» Data entries:
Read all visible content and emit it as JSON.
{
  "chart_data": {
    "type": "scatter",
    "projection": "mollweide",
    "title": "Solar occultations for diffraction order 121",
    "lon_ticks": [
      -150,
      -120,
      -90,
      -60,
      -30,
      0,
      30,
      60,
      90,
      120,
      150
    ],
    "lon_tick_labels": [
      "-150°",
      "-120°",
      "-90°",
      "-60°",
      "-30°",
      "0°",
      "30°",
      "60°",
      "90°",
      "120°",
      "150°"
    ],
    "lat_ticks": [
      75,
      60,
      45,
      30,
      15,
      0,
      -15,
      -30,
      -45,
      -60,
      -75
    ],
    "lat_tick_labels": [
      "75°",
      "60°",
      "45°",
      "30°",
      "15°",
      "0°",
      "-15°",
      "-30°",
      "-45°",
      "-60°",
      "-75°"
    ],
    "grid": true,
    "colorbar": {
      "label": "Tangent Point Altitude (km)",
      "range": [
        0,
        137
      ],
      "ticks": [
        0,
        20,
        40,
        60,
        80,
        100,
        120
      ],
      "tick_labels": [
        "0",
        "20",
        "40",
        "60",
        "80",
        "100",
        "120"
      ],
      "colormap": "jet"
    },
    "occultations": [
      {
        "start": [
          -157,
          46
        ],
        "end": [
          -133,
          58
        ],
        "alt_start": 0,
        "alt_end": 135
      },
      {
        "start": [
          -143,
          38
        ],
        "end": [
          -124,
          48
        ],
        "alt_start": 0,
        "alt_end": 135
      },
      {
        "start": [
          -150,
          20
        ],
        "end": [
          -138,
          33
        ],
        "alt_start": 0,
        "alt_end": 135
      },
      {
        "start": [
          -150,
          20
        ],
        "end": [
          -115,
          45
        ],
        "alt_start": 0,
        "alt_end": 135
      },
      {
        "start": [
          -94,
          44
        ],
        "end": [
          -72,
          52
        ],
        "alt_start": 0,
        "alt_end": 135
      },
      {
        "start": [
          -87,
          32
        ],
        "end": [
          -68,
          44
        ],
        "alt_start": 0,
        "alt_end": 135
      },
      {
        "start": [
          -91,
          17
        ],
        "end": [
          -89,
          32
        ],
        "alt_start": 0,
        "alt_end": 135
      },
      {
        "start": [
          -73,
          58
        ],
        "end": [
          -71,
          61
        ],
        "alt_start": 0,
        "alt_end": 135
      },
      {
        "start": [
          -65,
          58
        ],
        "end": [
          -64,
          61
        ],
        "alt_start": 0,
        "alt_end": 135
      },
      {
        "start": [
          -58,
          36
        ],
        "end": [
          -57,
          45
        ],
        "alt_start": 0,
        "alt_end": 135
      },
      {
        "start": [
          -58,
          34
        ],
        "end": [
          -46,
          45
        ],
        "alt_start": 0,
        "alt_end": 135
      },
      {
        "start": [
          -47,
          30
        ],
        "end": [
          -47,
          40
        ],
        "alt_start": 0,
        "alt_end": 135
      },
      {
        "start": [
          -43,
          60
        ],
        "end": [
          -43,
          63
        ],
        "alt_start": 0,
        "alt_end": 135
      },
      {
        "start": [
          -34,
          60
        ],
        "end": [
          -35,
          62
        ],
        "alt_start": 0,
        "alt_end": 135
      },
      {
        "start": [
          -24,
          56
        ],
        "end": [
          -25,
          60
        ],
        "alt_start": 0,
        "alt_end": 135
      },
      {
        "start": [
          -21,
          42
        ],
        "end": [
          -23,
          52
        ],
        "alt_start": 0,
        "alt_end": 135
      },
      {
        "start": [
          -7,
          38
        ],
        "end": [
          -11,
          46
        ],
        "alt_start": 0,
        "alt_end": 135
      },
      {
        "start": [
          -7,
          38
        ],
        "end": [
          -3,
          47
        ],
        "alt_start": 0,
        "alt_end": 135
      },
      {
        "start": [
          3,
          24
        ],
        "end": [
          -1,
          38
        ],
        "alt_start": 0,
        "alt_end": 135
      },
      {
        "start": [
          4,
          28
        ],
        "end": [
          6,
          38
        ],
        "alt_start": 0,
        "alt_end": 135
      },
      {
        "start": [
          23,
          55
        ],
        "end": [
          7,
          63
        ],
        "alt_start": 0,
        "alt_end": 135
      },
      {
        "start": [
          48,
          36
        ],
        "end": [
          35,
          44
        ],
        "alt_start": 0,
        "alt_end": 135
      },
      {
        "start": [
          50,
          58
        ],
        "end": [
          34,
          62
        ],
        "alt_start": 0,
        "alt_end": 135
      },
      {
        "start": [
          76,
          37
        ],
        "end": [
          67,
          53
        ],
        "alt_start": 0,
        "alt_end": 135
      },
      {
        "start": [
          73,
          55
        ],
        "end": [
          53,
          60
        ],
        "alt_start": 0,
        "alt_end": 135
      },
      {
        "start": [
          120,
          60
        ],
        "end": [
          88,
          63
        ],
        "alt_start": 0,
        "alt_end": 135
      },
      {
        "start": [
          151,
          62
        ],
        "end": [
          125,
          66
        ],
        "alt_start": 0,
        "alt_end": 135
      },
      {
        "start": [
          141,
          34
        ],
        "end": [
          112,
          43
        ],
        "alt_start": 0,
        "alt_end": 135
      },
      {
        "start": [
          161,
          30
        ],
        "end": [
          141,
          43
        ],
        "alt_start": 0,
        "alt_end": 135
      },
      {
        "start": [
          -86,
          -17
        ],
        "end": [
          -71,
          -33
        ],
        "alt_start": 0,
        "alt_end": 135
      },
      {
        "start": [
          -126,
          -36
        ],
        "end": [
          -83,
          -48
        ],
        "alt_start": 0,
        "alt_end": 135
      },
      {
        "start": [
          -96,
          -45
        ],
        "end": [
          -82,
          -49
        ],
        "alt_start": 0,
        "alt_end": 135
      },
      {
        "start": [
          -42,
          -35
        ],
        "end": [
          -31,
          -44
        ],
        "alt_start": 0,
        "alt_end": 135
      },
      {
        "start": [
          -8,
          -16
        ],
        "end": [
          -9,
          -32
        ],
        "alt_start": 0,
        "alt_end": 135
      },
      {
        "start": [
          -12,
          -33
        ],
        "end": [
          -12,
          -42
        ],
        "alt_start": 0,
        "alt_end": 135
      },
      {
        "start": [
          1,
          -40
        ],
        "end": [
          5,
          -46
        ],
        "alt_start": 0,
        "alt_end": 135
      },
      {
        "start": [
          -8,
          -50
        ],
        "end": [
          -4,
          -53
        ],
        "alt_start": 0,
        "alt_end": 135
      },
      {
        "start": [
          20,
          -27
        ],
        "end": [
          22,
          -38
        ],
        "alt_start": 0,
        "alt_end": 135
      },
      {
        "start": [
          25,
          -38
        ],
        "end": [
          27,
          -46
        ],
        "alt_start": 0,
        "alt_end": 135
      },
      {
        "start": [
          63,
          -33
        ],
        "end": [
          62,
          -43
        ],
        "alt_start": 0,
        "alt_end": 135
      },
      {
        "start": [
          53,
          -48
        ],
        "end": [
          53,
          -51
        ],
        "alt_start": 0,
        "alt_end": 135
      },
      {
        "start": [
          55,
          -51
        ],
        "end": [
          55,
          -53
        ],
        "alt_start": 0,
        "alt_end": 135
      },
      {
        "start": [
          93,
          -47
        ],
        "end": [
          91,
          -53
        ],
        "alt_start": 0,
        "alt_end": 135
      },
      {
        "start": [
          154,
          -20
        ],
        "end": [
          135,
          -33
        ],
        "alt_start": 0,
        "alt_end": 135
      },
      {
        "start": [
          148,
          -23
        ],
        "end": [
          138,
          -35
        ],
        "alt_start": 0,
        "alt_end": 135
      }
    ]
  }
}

» To be done:
Show the lines of the records that contain the word "occultations".

» Completed task:
    "title": "Solar occultations for diffraction order 121",
    "occultations": [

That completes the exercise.